Start

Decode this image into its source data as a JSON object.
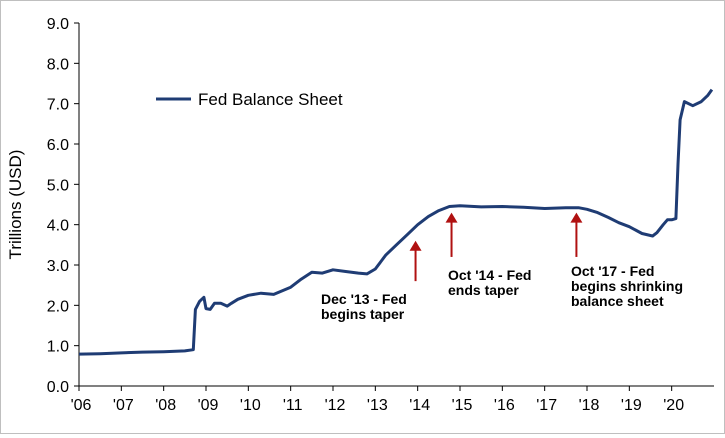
{
  "chart_data": {
    "type": "line",
    "title": "",
    "xlabel": "",
    "ylabel": "Trillions (USD)",
    "ylim": [
      0,
      9
    ],
    "xlim": [
      2006,
      2021
    ],
    "yticks": [
      0,
      1,
      2,
      3,
      4,
      5,
      6,
      7,
      8,
      9
    ],
    "ytick_labels": [
      "0.0",
      "1.0",
      "2.0",
      "3.0",
      "4.0",
      "5.0",
      "6.0",
      "7.0",
      "8.0",
      "9.0"
    ],
    "xticks": [
      2006,
      2007,
      2008,
      2009,
      2010,
      2011,
      2012,
      2013,
      2014,
      2015,
      2016,
      2017,
      2018,
      2019,
      2020
    ],
    "xtick_labels": [
      "'06",
      "'07",
      "'08",
      "'09",
      "'10",
      "'11",
      "'12",
      "'13",
      "'14",
      "'15",
      "'16",
      "'17",
      "'18",
      "'19",
      "'20"
    ],
    "grid": false,
    "legend_position": "top-left",
    "line_color": "#1f3c74",
    "annotation_color": "#b01111",
    "series": [
      {
        "name": "Fed Balance Sheet",
        "x": [
          2006.0,
          2006.5,
          2007.0,
          2007.5,
          2008.0,
          2008.5,
          2008.7,
          2008.75,
          2008.85,
          2008.95,
          2009.0,
          2009.1,
          2009.2,
          2009.35,
          2009.5,
          2009.6,
          2009.75,
          2010.0,
          2010.3,
          2010.6,
          2011.0,
          2011.25,
          2011.5,
          2011.75,
          2012.0,
          2012.3,
          2012.6,
          2012.8,
          2013.0,
          2013.25,
          2013.5,
          2013.75,
          2014.0,
          2014.25,
          2014.5,
          2014.75,
          2015.0,
          2015.5,
          2016.0,
          2016.5,
          2017.0,
          2017.5,
          2017.8,
          2018.0,
          2018.25,
          2018.5,
          2018.75,
          2019.0,
          2019.3,
          2019.55,
          2019.65,
          2019.8,
          2019.9,
          2020.0,
          2020.1,
          2020.15,
          2020.2,
          2020.3,
          2020.5,
          2020.7,
          2020.85,
          2020.95
        ],
        "values": [
          0.79,
          0.8,
          0.82,
          0.84,
          0.85,
          0.87,
          0.9,
          1.9,
          2.1,
          2.2,
          1.92,
          1.9,
          2.05,
          2.05,
          1.98,
          2.05,
          2.15,
          2.25,
          2.3,
          2.27,
          2.45,
          2.65,
          2.82,
          2.8,
          2.88,
          2.84,
          2.8,
          2.78,
          2.9,
          3.25,
          3.5,
          3.75,
          4.0,
          4.2,
          4.35,
          4.45,
          4.47,
          4.44,
          4.45,
          4.43,
          4.4,
          4.42,
          4.42,
          4.38,
          4.3,
          4.18,
          4.05,
          3.95,
          3.78,
          3.72,
          3.8,
          4.0,
          4.12,
          4.12,
          4.15,
          5.5,
          6.6,
          7.05,
          6.95,
          7.05,
          7.2,
          7.35
        ]
      }
    ],
    "annotations": [
      {
        "lines": [
          "Dec '13 - Fed",
          "begins taper"
        ],
        "arrow_x": 2013.95,
        "arrow_tip": 3.6,
        "arrow_base": 2.6
      },
      {
        "lines": [
          "Oct '14 - Fed",
          "ends taper"
        ],
        "arrow_x": 2014.8,
        "arrow_tip": 4.3,
        "arrow_base": 3.2
      },
      {
        "lines": [
          "Oct '17 - Fed",
          "begins shrinking",
          "balance sheet"
        ],
        "arrow_x": 2017.75,
        "arrow_tip": 4.3,
        "arrow_base": 3.2
      }
    ]
  }
}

End

* _PROBLEM DESCRIPTION_
Drop the images and repeat the data exactly.

* _THE OUTPUT_
Decode this image into its source data as a JSON object.
{
  "chart_data": {
    "type": "line",
    "title": "",
    "xlabel": "",
    "ylabel": "Trillions (USD)",
    "ylim": [
      0,
      9
    ],
    "xlim": [
      2006,
      2021
    ],
    "yticks": [
      0,
      1,
      2,
      3,
      4,
      5,
      6,
      7,
      8,
      9
    ],
    "ytick_labels": [
      "0.0",
      "1.0",
      "2.0",
      "3.0",
      "4.0",
      "5.0",
      "6.0",
      "7.0",
      "8.0",
      "9.0"
    ],
    "xticks": [
      2006,
      2007,
      2008,
      2009,
      2010,
      2011,
      2012,
      2013,
      2014,
      2015,
      2016,
      2017,
      2018,
      2019,
      2020
    ],
    "xtick_labels": [
      "'06",
      "'07",
      "'08",
      "'09",
      "'10",
      "'11",
      "'12",
      "'13",
      "'14",
      "'15",
      "'16",
      "'17",
      "'18",
      "'19",
      "'20"
    ],
    "grid": false,
    "legend_position": "top-left",
    "line_color": "#1f3c74",
    "annotation_color": "#b01111",
    "series": [
      {
        "name": "Fed Balance Sheet",
        "x": [
          2006.0,
          2006.5,
          2007.0,
          2007.5,
          2008.0,
          2008.5,
          2008.7,
          2008.75,
          2008.85,
          2008.95,
          2009.0,
          2009.1,
          2009.2,
          2009.35,
          2009.5,
          2009.6,
          2009.75,
          2010.0,
          2010.3,
          2010.6,
          2011.0,
          2011.25,
          2011.5,
          2011.75,
          2012.0,
          2012.3,
          2012.6,
          2012.8,
          2013.0,
          2013.25,
          2013.5,
          2013.75,
          2014.0,
          2014.25,
          2014.5,
          2014.75,
          2015.0,
          2015.5,
          2016.0,
          2016.5,
          2017.0,
          2017.5,
          2017.8,
          2018.0,
          2018.25,
          2018.5,
          2018.75,
          2019.0,
          2019.3,
          2019.55,
          2019.65,
          2019.8,
          2019.9,
          2020.0,
          2020.1,
          2020.15,
          2020.2,
          2020.3,
          2020.5,
          2020.7,
          2020.85,
          2020.95
        ],
        "values": [
          0.79,
          0.8,
          0.82,
          0.84,
          0.85,
          0.87,
          0.9,
          1.9,
          2.1,
          2.2,
          1.92,
          1.9,
          2.05,
          2.05,
          1.98,
          2.05,
          2.15,
          2.25,
          2.3,
          2.27,
          2.45,
          2.65,
          2.82,
          2.8,
          2.88,
          2.84,
          2.8,
          2.78,
          2.9,
          3.25,
          3.5,
          3.75,
          4.0,
          4.2,
          4.35,
          4.45,
          4.47,
          4.44,
          4.45,
          4.43,
          4.4,
          4.42,
          4.42,
          4.38,
          4.3,
          4.18,
          4.05,
          3.95,
          3.78,
          3.72,
          3.8,
          4.0,
          4.12,
          4.12,
          4.15,
          5.5,
          6.6,
          7.05,
          6.95,
          7.05,
          7.2,
          7.35
        ]
      }
    ],
    "annotations": [
      {
        "lines": [
          "Dec '13 - Fed",
          "begins taper"
        ],
        "arrow_x": 2013.95,
        "arrow_tip": 3.6,
        "arrow_base": 2.6
      },
      {
        "lines": [
          "Oct '14 - Fed",
          "ends taper"
        ],
        "arrow_x": 2014.8,
        "arrow_tip": 4.3,
        "arrow_base": 3.2
      },
      {
        "lines": [
          "Oct '17 - Fed",
          "begins shrinking",
          "balance sheet"
        ],
        "arrow_x": 2017.75,
        "arrow_tip": 4.3,
        "arrow_base": 3.2
      }
    ]
  }
}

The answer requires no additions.